Input material -
* start *

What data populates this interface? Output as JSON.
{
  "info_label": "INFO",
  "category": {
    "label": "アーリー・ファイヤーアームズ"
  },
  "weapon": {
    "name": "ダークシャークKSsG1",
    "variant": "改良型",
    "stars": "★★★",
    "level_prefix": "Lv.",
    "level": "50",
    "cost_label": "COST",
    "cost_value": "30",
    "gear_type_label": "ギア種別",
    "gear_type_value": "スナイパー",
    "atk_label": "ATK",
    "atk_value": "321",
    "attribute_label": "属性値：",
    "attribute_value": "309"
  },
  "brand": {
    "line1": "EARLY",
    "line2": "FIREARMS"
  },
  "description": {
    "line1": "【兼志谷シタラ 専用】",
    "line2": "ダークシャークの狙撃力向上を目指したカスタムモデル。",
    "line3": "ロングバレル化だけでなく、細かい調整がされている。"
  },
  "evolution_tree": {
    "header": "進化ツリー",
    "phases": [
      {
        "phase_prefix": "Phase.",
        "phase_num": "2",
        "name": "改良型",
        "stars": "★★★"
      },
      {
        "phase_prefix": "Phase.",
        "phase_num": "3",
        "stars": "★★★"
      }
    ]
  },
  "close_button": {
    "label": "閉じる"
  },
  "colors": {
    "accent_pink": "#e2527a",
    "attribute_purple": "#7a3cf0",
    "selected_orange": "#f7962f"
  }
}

* end *
* start *

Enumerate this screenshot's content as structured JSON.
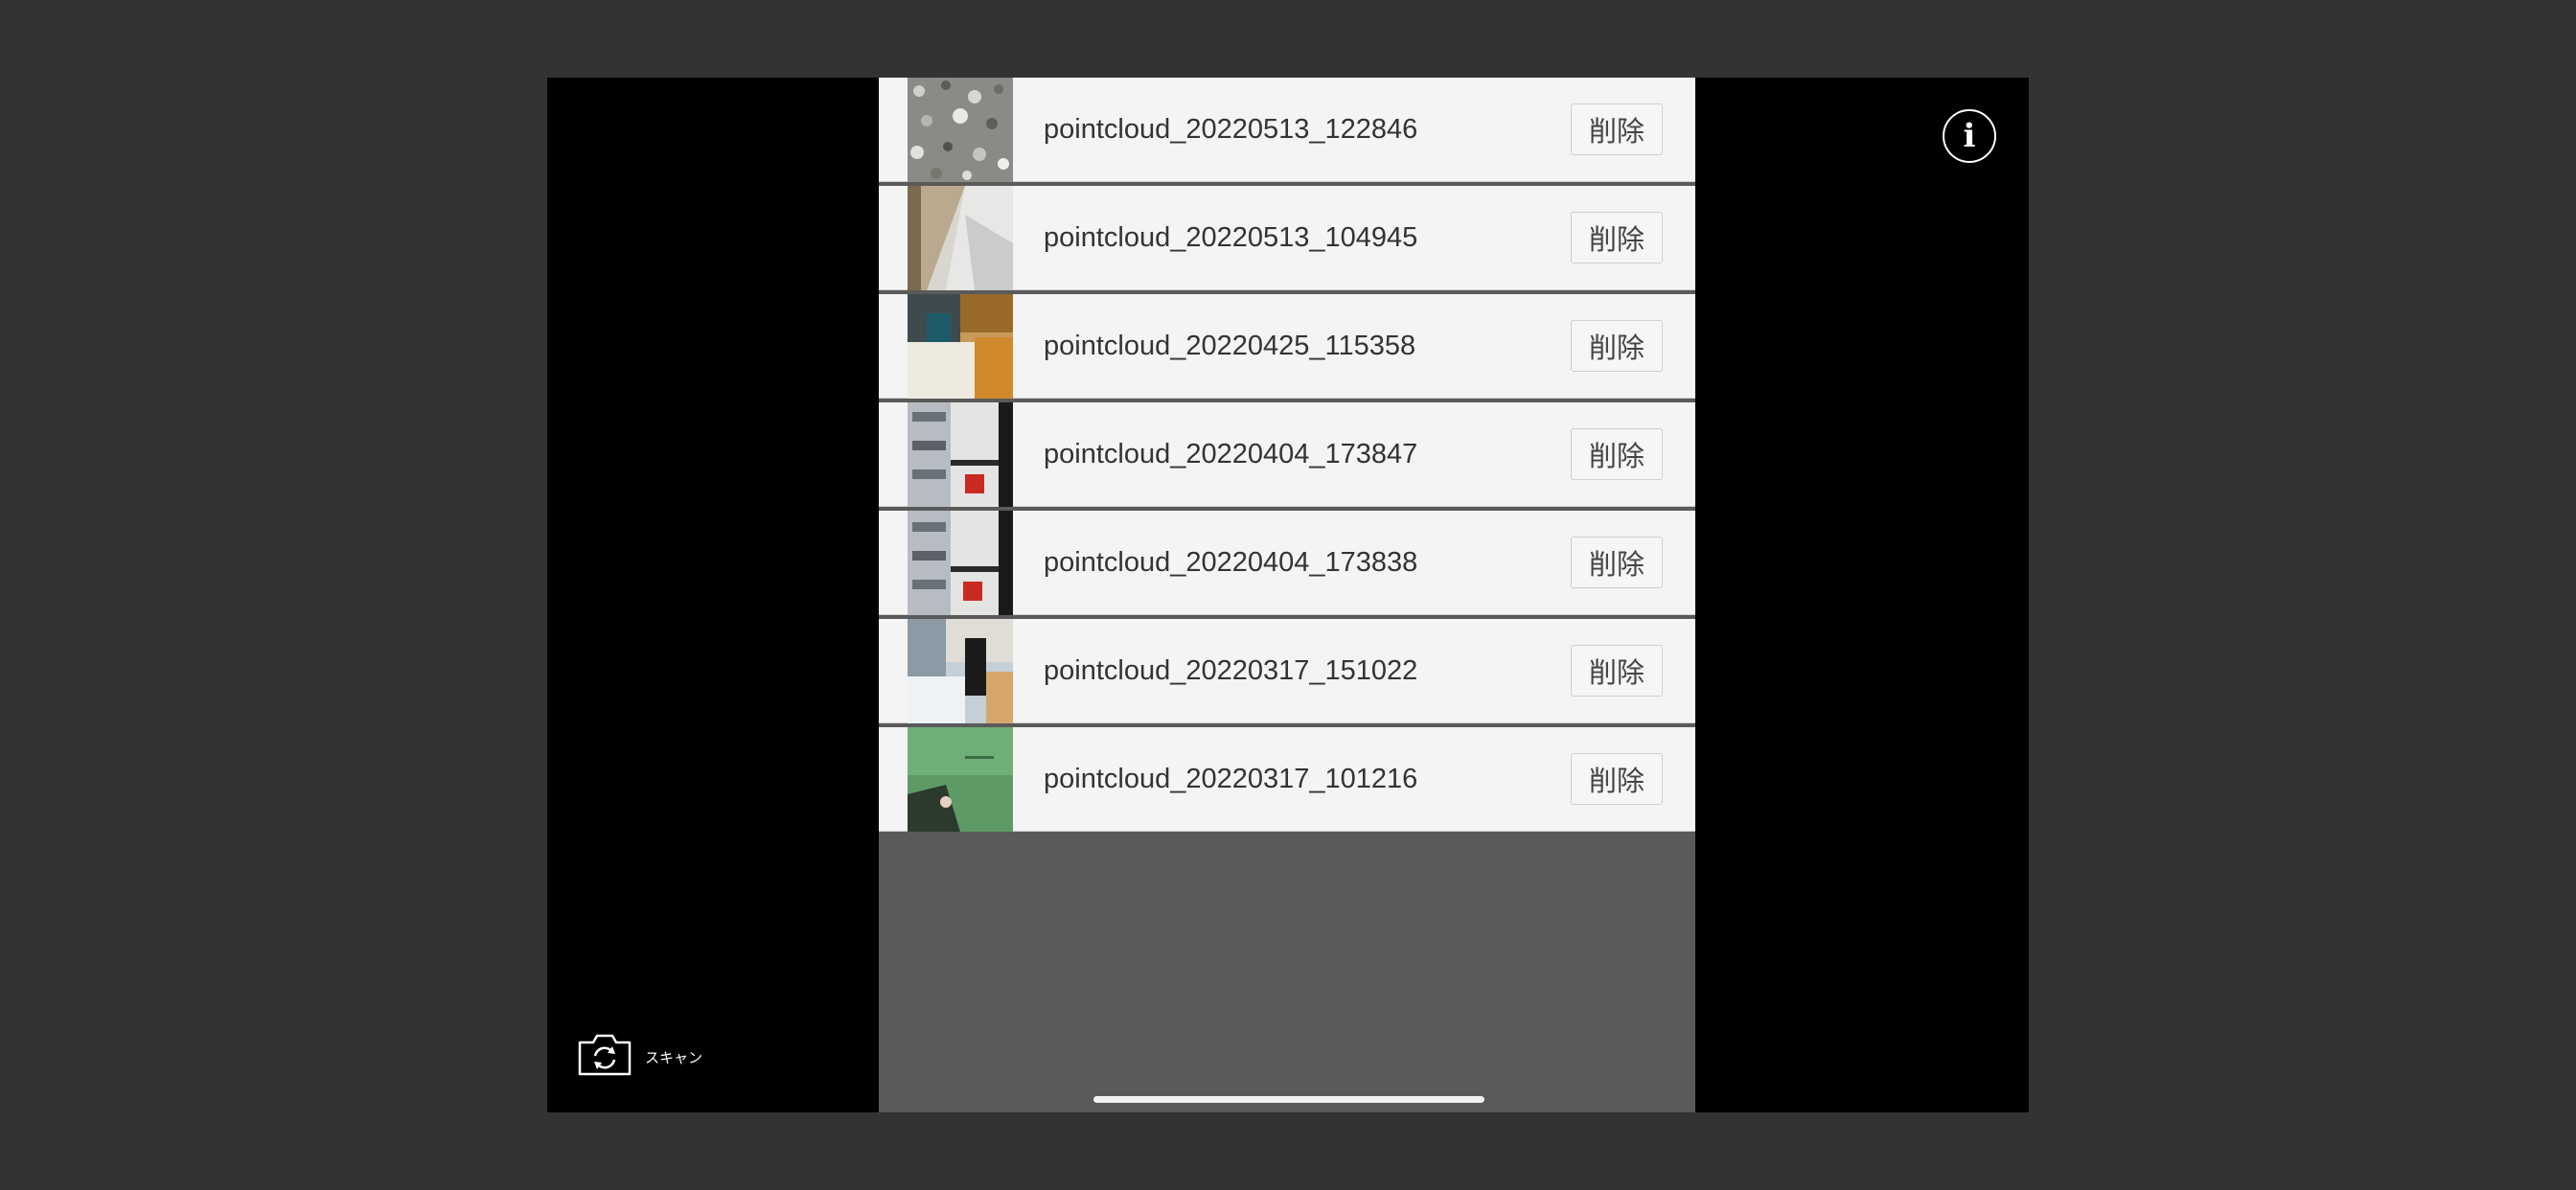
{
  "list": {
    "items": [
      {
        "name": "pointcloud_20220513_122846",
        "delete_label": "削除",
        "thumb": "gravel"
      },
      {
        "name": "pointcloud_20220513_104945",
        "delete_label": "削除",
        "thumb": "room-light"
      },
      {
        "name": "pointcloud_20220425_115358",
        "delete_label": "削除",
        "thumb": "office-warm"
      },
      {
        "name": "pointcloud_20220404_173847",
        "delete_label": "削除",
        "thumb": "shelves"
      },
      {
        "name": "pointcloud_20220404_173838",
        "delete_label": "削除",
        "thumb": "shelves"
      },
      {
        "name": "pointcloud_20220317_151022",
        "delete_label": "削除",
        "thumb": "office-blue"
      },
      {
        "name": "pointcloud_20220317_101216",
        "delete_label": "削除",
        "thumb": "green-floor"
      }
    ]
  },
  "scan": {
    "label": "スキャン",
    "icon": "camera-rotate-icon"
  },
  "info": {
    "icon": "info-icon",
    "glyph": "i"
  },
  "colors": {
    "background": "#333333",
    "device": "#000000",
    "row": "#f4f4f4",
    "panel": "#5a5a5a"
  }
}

* end *
* start *

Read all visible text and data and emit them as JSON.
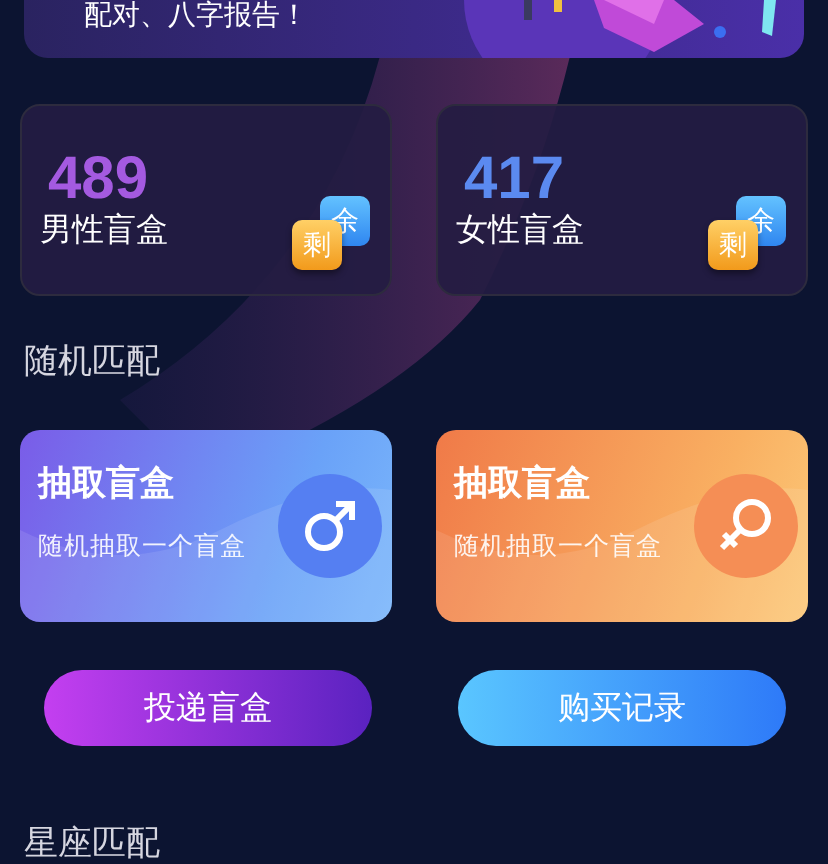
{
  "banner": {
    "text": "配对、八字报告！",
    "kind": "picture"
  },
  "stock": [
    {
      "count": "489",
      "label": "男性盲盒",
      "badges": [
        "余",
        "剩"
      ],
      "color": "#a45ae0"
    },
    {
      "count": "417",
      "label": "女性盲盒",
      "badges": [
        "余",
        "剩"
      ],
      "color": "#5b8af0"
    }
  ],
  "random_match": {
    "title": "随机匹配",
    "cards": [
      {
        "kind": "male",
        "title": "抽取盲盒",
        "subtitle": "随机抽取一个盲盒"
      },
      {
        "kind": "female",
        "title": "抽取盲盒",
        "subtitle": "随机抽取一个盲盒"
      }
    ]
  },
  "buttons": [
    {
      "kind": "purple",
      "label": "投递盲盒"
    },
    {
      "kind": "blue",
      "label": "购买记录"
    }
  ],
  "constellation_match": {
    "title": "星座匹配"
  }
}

* end *

In the records above, find each line holding "thumb" and copy it.

        "thumb": "gravel"
        "thumb": "room-light"
        "thumb": "office-warm"
        "thumb": "shelves"
        "thumb": "shelves"
        "thumb": "office-blue"
        "thumb": "green-floor"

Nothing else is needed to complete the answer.